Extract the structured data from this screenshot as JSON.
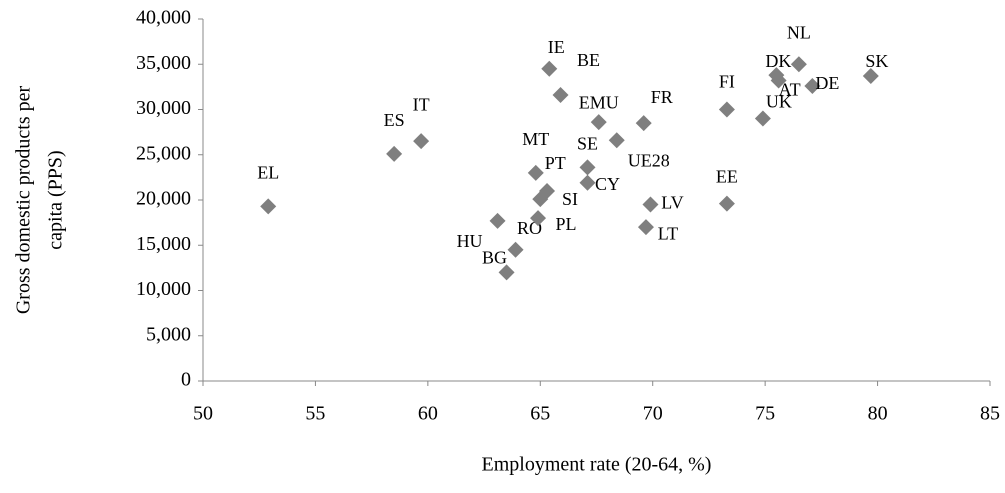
{
  "chart_data": {
    "type": "scatter",
    "x_label": "Employment rate (20-64, %)",
    "y_label_lines": [
      "Gross domestic products per",
      "capita (PPS)"
    ],
    "xlim": [
      50,
      85
    ],
    "xticks": [
      50,
      55,
      60,
      65,
      70,
      75,
      80,
      85
    ],
    "ylim": [
      0,
      40000
    ],
    "yticks": [
      0,
      {
        "value": 5000,
        "label": "5,000"
      },
      {
        "value": 10000,
        "label": "10,000"
      },
      {
        "value": 15000,
        "label": "15,000"
      },
      {
        "value": 20000,
        "label": "20,000"
      },
      {
        "value": 25000,
        "label": "25,000"
      },
      {
        "value": 30000,
        "label": "30,000"
      },
      {
        "value": 35000,
        "label": "35,000"
      },
      {
        "value": 40000,
        "label": "40,000"
      }
    ],
    "color": "#7f7f7f",
    "labels": [
      "EL",
      "ES",
      "IT",
      "IE",
      "BE",
      "HU",
      "RO",
      "BG",
      "PL",
      "MT",
      "PT",
      "SI",
      "SE",
      "CY",
      "EMU",
      "UE28",
      "FR",
      "LV",
      "LT",
      "EE",
      "FI",
      "UK",
      "DK",
      "AT",
      "NL",
      "DE",
      "SK"
    ],
    "x": [
      52.9,
      58.5,
      59.7,
      65.4,
      65.9,
      63.1,
      63.9,
      63.5,
      64.9,
      64.8,
      65.0,
      65.3,
      67.1,
      67.1,
      67.6,
      68.4,
      69.6,
      69.9,
      69.7,
      73.3,
      73.3,
      74.9,
      75.5,
      75.6,
      76.5,
      77.1,
      79.7
    ],
    "y": [
      19300,
      25100,
      26500,
      34500,
      31600,
      17700,
      14500,
      12000,
      18000,
      23000,
      20100,
      21000,
      23600,
      21900,
      28600,
      26600,
      28500,
      19500,
      17000,
      19600,
      30000,
      29000,
      33800,
      33200,
      35000,
      32600,
      33700
    ]
  }
}
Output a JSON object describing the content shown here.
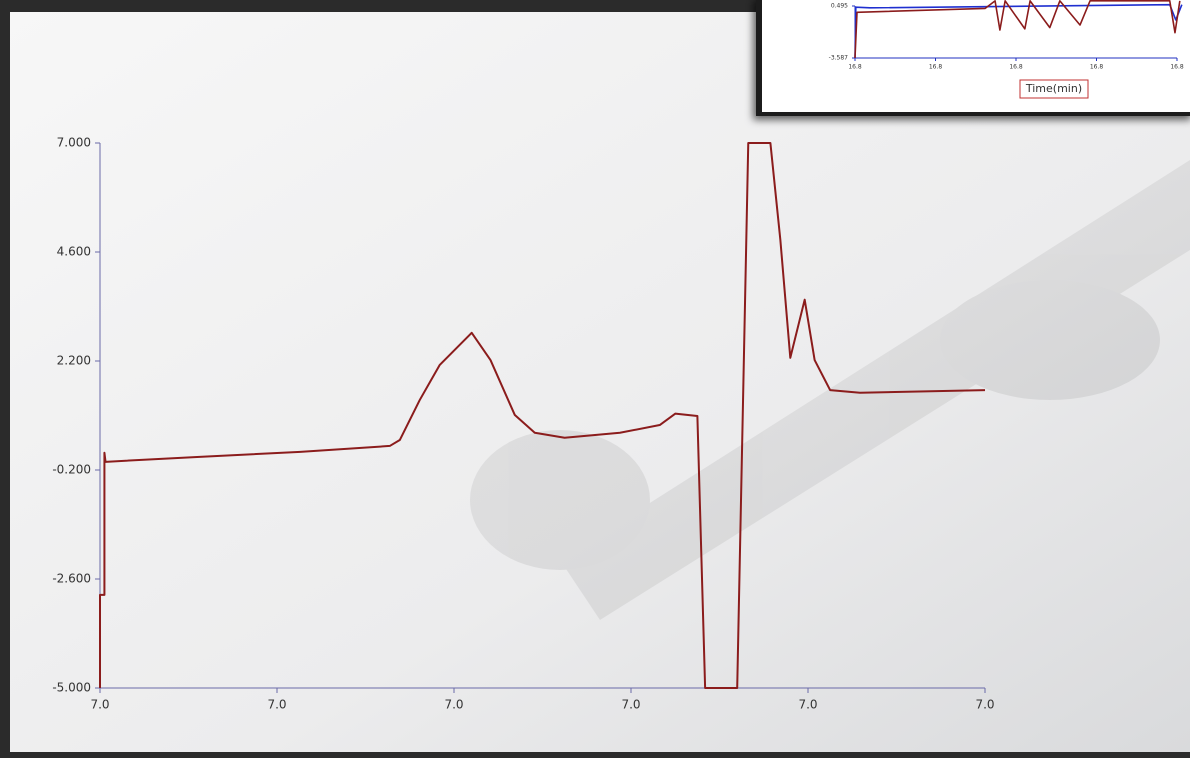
{
  "chart_data": [
    {
      "type": "line",
      "xlim": [
        6.96,
        7.04
      ],
      "xticks": [
        {
          "value": 6.96,
          "label": "7.0"
        },
        {
          "value": 6.976,
          "label": "7.0"
        },
        {
          "value": 6.992,
          "label": "7.0"
        },
        {
          "value": 7.008,
          "label": "7.0"
        },
        {
          "value": 7.024,
          "label": "7.0"
        },
        {
          "value": 7.04,
          "label": "7.0"
        }
      ],
      "ylim": [
        -5,
        7
      ],
      "yticks": [
        {
          "value": 7,
          "label": "7.000"
        },
        {
          "value": 4.6,
          "label": "4.600"
        },
        {
          "value": 2.2,
          "label": "2.200"
        },
        {
          "value": -0.2,
          "label": "-0.200"
        },
        {
          "value": -2.6,
          "label": "-2.600"
        },
        {
          "value": -5,
          "label": "-5.000"
        }
      ],
      "series": [
        {
          "color": "#8b1c1c",
          "x": [
            6.96,
            6.96,
            6.9604,
            6.9604,
            6.9605,
            6.969,
            6.9781,
            6.9862,
            6.9871,
            6.9889,
            6.9907,
            6.9936,
            6.9953,
            6.9975,
            6.9993,
            7.002,
            7.007,
            7.0106,
            7.012,
            7.014,
            7.0147,
            7.0176,
            7.0186,
            7.0206,
            7.0215,
            7.0224,
            7.0237,
            7.0246,
            7.026,
            7.0287,
            7.04
          ],
          "values": [
            -5,
            -2.95,
            -2.95,
            0.18,
            -0.02,
            0.09,
            0.2,
            0.33,
            0.46,
            1.34,
            2.11,
            2.82,
            2.22,
            1.01,
            0.62,
            0.51,
            0.62,
            0.79,
            1.04,
            0.99,
            -5,
            -5,
            7,
            7,
            4.87,
            2.27,
            3.55,
            2.22,
            1.56,
            1.5,
            1.56
          ]
        }
      ]
    },
    {
      "type": "line",
      "x_label": "Time(min)",
      "xlim": [
        16.76,
        16.84
      ],
      "xticks": [
        {
          "value": 16.76,
          "label": "16.8"
        },
        {
          "value": 16.78,
          "label": "16.8"
        },
        {
          "value": 16.8,
          "label": "16.8"
        },
        {
          "value": 16.82,
          "label": "16.8"
        },
        {
          "value": 16.84,
          "label": "16.8"
        }
      ],
      "ylim": [
        -3.587,
        0.495
      ],
      "yticks": [
        0.495,
        -3.587
      ],
      "series": [
        {
          "color": "#1f2fd0",
          "x": [
            16.76,
            16.7602,
            16.7637,
            16.8382,
            16.8397,
            16.8412
          ],
          "values": [
            -3.587,
            0.4,
            0.35,
            0.6,
            -0.6,
            0.6
          ]
        },
        {
          "color": "#8b1c1c",
          "x": [
            16.76,
            16.7605,
            16.7923,
            16.7948,
            16.796,
            16.7973,
            16.8022,
            16.8035,
            16.8084,
            16.8109,
            16.8159,
            16.8184,
            16.8382,
            16.8395,
            16.8407
          ],
          "values": [
            -3.587,
            0,
            0.3,
            0.9,
            -1.39,
            0.9,
            -1.3,
            0.9,
            -1.2,
            0.9,
            -1,
            0.9,
            0.9,
            -1.6,
            0.9
          ]
        }
      ]
    }
  ]
}
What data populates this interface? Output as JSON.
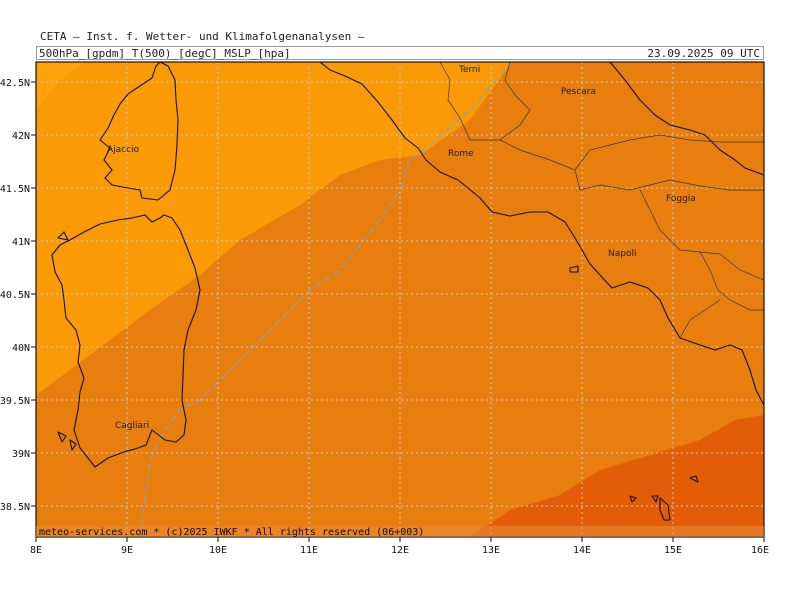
{
  "header": {
    "institute": "CETA — Inst. f. Wetter- und Klimafolgenanalysen —",
    "fields": "500hPa_[gpdm]_T(500)_[degC]_MSLP_[hpa]",
    "datetime": "23.09.2025 09 UTC"
  },
  "map": {
    "lon_labels": [
      "8E",
      "9E",
      "10E",
      "11E",
      "12E",
      "13E",
      "14E",
      "15E",
      "16E"
    ],
    "lat_labels": [
      "42.5N",
      "42N",
      "41.5N",
      "41N",
      "40.5N",
      "40N",
      "39.5N",
      "39N",
      "38.5N"
    ],
    "cities": [
      "Terni",
      "Pescara",
      "Ajaccio",
      "Rome",
      "Foggia",
      "Napoli",
      "Cagliari"
    ],
    "colors": {
      "temp_warmest": "#e35d08",
      "temp_warm": "#e87e0e",
      "temp_mild": "#fa9a06",
      "temp_cool": "#ffa20c",
      "coastline": "#111111",
      "gridline": "#c9c9c9",
      "isobar": "#8aa0c0"
    }
  },
  "footer": {
    "copyright": "meteo-services.com * (c)2025 IWKF * All rights reserved (06+003)"
  }
}
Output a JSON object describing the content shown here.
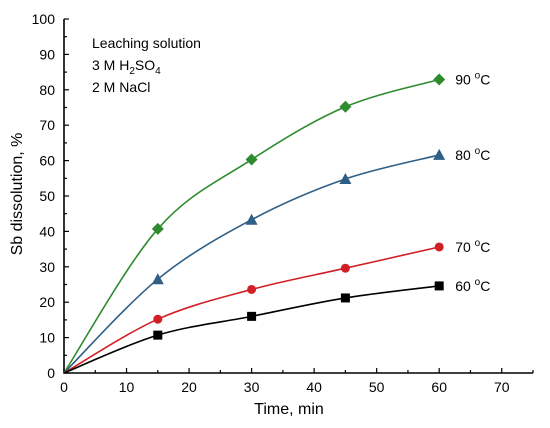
{
  "chart_data": {
    "type": "scatter",
    "title": "",
    "xlabel": "Time, min",
    "ylabel": "Sb dissolution, %",
    "xlim": [
      0,
      75
    ],
    "ylim": [
      0,
      100
    ],
    "xticks": [
      0,
      10,
      20,
      30,
      40,
      50,
      60,
      70
    ],
    "yticks": [
      0,
      10,
      20,
      30,
      40,
      50,
      60,
      70,
      80,
      90,
      100
    ],
    "grid": false,
    "annotation": {
      "line1": "Leaching solution",
      "line2_prefix": "3 M H",
      "line2_sub1": "2",
      "line2_mid": "SO",
      "line2_sub2": "4",
      "line3": "2 M NaCl"
    },
    "series": [
      {
        "label_value": "90",
        "label_sup": "o",
        "label_unit": "C",
        "color": "#2e8b2e",
        "marker": "diamond",
        "x": [
          15,
          30,
          45,
          60
        ],
        "y": [
          40.7,
          60.3,
          75.2,
          82.9
        ]
      },
      {
        "label_value": "80",
        "label_sup": "o",
        "label_unit": "C",
        "color": "#2f5f86",
        "marker": "triangle",
        "x": [
          15,
          30,
          45,
          60
        ],
        "y": [
          26.5,
          43.3,
          54.8,
          61.6
        ]
      },
      {
        "label_value": "70",
        "label_sup": "o",
        "label_unit": "C",
        "color": "#d21f26",
        "marker": "circle",
        "x": [
          15,
          30,
          45,
          60
        ],
        "y": [
          15.2,
          23.6,
          29.6,
          35.6
        ]
      },
      {
        "label_value": "60",
        "label_sup": "o",
        "label_unit": "C",
        "color": "#000000",
        "marker": "square",
        "x": [
          15,
          30,
          45,
          60
        ],
        "y": [
          10.7,
          16.0,
          21.2,
          24.6
        ]
      }
    ]
  }
}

•••

= PROBLEM DETAILS =
Show all lines above holding "this".

= FINISHED EXERCISE =
Extract the structured data from this screenshot as JSON.
What data populates this interface? Output as JSON.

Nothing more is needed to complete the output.